----- Dataset records

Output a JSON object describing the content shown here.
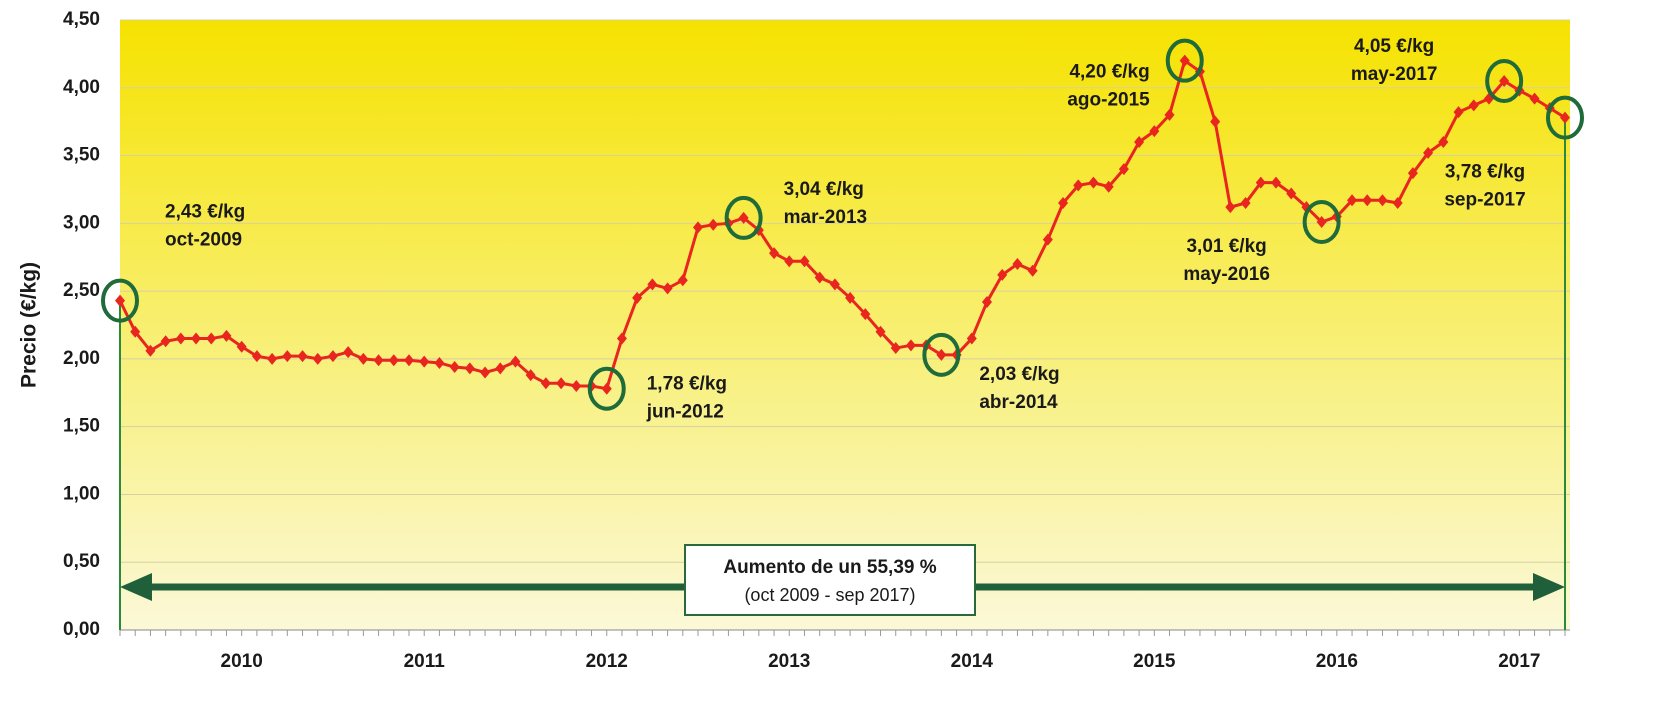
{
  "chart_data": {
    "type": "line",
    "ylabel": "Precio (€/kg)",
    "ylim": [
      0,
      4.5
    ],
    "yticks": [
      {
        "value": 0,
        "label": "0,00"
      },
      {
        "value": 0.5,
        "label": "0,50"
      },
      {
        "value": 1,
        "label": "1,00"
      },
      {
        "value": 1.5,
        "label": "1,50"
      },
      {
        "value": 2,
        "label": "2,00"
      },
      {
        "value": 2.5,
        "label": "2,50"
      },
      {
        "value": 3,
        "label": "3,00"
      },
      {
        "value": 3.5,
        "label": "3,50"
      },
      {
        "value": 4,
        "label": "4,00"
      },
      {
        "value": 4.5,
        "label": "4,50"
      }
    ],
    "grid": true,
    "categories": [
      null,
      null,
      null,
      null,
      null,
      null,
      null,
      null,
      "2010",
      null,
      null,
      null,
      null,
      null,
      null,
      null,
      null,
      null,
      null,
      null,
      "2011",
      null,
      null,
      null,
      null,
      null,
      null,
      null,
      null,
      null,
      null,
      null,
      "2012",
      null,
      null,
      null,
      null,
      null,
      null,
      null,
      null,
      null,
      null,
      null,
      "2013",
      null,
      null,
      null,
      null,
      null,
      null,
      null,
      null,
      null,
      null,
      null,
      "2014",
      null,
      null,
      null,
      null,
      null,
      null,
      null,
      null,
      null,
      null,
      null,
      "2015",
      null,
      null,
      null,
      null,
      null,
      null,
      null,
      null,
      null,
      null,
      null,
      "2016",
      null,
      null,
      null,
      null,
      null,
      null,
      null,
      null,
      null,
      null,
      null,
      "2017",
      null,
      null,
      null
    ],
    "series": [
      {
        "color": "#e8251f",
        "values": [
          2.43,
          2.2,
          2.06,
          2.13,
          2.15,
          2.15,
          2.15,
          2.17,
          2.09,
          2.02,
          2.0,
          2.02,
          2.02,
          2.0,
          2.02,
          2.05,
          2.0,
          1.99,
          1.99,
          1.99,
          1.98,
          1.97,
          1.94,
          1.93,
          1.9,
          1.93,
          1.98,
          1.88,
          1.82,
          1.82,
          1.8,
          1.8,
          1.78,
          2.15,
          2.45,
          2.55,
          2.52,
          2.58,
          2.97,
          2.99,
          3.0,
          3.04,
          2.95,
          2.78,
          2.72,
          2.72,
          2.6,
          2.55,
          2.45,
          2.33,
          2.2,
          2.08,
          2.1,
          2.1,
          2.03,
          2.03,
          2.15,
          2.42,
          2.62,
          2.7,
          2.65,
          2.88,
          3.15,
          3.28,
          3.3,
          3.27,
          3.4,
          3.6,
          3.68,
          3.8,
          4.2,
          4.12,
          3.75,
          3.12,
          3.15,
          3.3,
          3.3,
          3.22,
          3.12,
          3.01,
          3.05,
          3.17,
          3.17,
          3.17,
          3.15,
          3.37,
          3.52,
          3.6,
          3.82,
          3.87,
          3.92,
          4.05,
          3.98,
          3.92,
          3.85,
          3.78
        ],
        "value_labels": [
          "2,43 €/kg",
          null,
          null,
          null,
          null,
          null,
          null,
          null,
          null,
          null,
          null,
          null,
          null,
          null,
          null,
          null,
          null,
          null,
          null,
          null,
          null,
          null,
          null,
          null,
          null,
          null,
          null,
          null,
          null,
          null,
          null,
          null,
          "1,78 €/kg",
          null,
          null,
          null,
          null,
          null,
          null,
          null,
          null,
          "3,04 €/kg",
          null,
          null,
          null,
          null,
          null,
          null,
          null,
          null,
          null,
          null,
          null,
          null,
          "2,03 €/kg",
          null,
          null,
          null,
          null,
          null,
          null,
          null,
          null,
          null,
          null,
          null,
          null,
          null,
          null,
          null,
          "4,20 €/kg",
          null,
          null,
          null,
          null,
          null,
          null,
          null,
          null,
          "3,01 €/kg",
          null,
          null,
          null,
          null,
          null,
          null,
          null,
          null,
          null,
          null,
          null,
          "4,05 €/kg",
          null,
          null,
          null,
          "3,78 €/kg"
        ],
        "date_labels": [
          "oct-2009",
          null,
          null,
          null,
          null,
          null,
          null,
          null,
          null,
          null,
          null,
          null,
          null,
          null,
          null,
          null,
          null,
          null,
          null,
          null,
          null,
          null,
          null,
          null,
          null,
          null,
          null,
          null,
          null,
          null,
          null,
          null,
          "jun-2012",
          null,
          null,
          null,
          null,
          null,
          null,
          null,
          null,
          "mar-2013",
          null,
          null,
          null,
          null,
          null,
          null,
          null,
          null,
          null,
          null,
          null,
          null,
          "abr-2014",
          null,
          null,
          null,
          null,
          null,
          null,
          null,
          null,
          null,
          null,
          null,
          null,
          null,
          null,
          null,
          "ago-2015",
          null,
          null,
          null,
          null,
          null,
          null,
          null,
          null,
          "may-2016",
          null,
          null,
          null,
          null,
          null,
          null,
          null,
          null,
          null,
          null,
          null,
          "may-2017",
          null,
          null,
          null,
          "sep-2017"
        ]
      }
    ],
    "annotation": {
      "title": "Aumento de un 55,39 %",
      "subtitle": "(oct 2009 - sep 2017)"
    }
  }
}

----------

Set task » Without the pictures, print the whole listing exactly as given.

Task response »
Output a JSON object describing the content shown here.
{
  "chart_data": {
    "type": "line",
    "ylabel": "Precio (€/kg)",
    "ylim": [
      0,
      4.5
    ],
    "yticks": [
      {
        "value": 0,
        "label": "0,00"
      },
      {
        "value": 0.5,
        "label": "0,50"
      },
      {
        "value": 1,
        "label": "1,00"
      },
      {
        "value": 1.5,
        "label": "1,50"
      },
      {
        "value": 2,
        "label": "2,00"
      },
      {
        "value": 2.5,
        "label": "2,50"
      },
      {
        "value": 3,
        "label": "3,00"
      },
      {
        "value": 3.5,
        "label": "3,50"
      },
      {
        "value": 4,
        "label": "4,00"
      },
      {
        "value": 4.5,
        "label": "4,50"
      }
    ],
    "grid": true,
    "categories": [
      null,
      null,
      null,
      null,
      null,
      null,
      null,
      null,
      "2010",
      null,
      null,
      null,
      null,
      null,
      null,
      null,
      null,
      null,
      null,
      null,
      "2011",
      null,
      null,
      null,
      null,
      null,
      null,
      null,
      null,
      null,
      null,
      null,
      "2012",
      null,
      null,
      null,
      null,
      null,
      null,
      null,
      null,
      null,
      null,
      null,
      "2013",
      null,
      null,
      null,
      null,
      null,
      null,
      null,
      null,
      null,
      null,
      null,
      "2014",
      null,
      null,
      null,
      null,
      null,
      null,
      null,
      null,
      null,
      null,
      null,
      "2015",
      null,
      null,
      null,
      null,
      null,
      null,
      null,
      null,
      null,
      null,
      null,
      "2016",
      null,
      null,
      null,
      null,
      null,
      null,
      null,
      null,
      null,
      null,
      null,
      "2017",
      null,
      null,
      null
    ],
    "series": [
      {
        "color": "#e8251f",
        "values": [
          2.43,
          2.2,
          2.06,
          2.13,
          2.15,
          2.15,
          2.15,
          2.17,
          2.09,
          2.02,
          2.0,
          2.02,
          2.02,
          2.0,
          2.02,
          2.05,
          2.0,
          1.99,
          1.99,
          1.99,
          1.98,
          1.97,
          1.94,
          1.93,
          1.9,
          1.93,
          1.98,
          1.88,
          1.82,
          1.82,
          1.8,
          1.8,
          1.78,
          2.15,
          2.45,
          2.55,
          2.52,
          2.58,
          2.97,
          2.99,
          3.0,
          3.04,
          2.95,
          2.78,
          2.72,
          2.72,
          2.6,
          2.55,
          2.45,
          2.33,
          2.2,
          2.08,
          2.1,
          2.1,
          2.03,
          2.03,
          2.15,
          2.42,
          2.62,
          2.7,
          2.65,
          2.88,
          3.15,
          3.28,
          3.3,
          3.27,
          3.4,
          3.6,
          3.68,
          3.8,
          4.2,
          4.12,
          3.75,
          3.12,
          3.15,
          3.3,
          3.3,
          3.22,
          3.12,
          3.01,
          3.05,
          3.17,
          3.17,
          3.17,
          3.15,
          3.37,
          3.52,
          3.6,
          3.82,
          3.87,
          3.92,
          4.05,
          3.98,
          3.92,
          3.85,
          3.78
        ],
        "value_labels": [
          "2,43 €/kg",
          null,
          null,
          null,
          null,
          null,
          null,
          null,
          null,
          null,
          null,
          null,
          null,
          null,
          null,
          null,
          null,
          null,
          null,
          null,
          null,
          null,
          null,
          null,
          null,
          null,
          null,
          null,
          null,
          null,
          null,
          null,
          "1,78 €/kg",
          null,
          null,
          null,
          null,
          null,
          null,
          null,
          null,
          "3,04 €/kg",
          null,
          null,
          null,
          null,
          null,
          null,
          null,
          null,
          null,
          null,
          null,
          null,
          "2,03 €/kg",
          null,
          null,
          null,
          null,
          null,
          null,
          null,
          null,
          null,
          null,
          null,
          null,
          null,
          null,
          null,
          "4,20 €/kg",
          null,
          null,
          null,
          null,
          null,
          null,
          null,
          null,
          "3,01 €/kg",
          null,
          null,
          null,
          null,
          null,
          null,
          null,
          null,
          null,
          null,
          null,
          "4,05 €/kg",
          null,
          null,
          null,
          "3,78 €/kg"
        ],
        "date_labels": [
          "oct-2009",
          null,
          null,
          null,
          null,
          null,
          null,
          null,
          null,
          null,
          null,
          null,
          null,
          null,
          null,
          null,
          null,
          null,
          null,
          null,
          null,
          null,
          null,
          null,
          null,
          null,
          null,
          null,
          null,
          null,
          null,
          null,
          "jun-2012",
          null,
          null,
          null,
          null,
          null,
          null,
          null,
          null,
          "mar-2013",
          null,
          null,
          null,
          null,
          null,
          null,
          null,
          null,
          null,
          null,
          null,
          null,
          "abr-2014",
          null,
          null,
          null,
          null,
          null,
          null,
          null,
          null,
          null,
          null,
          null,
          null,
          null,
          null,
          null,
          "ago-2015",
          null,
          null,
          null,
          null,
          null,
          null,
          null,
          null,
          "may-2016",
          null,
          null,
          null,
          null,
          null,
          null,
          null,
          null,
          null,
          null,
          null,
          "may-2017",
          null,
          null,
          null,
          "sep-2017"
        ]
      }
    ],
    "annotation": {
      "title": "Aumento de un 55,39 %",
      "subtitle": "(oct 2009 - sep 2017)"
    }
  }
}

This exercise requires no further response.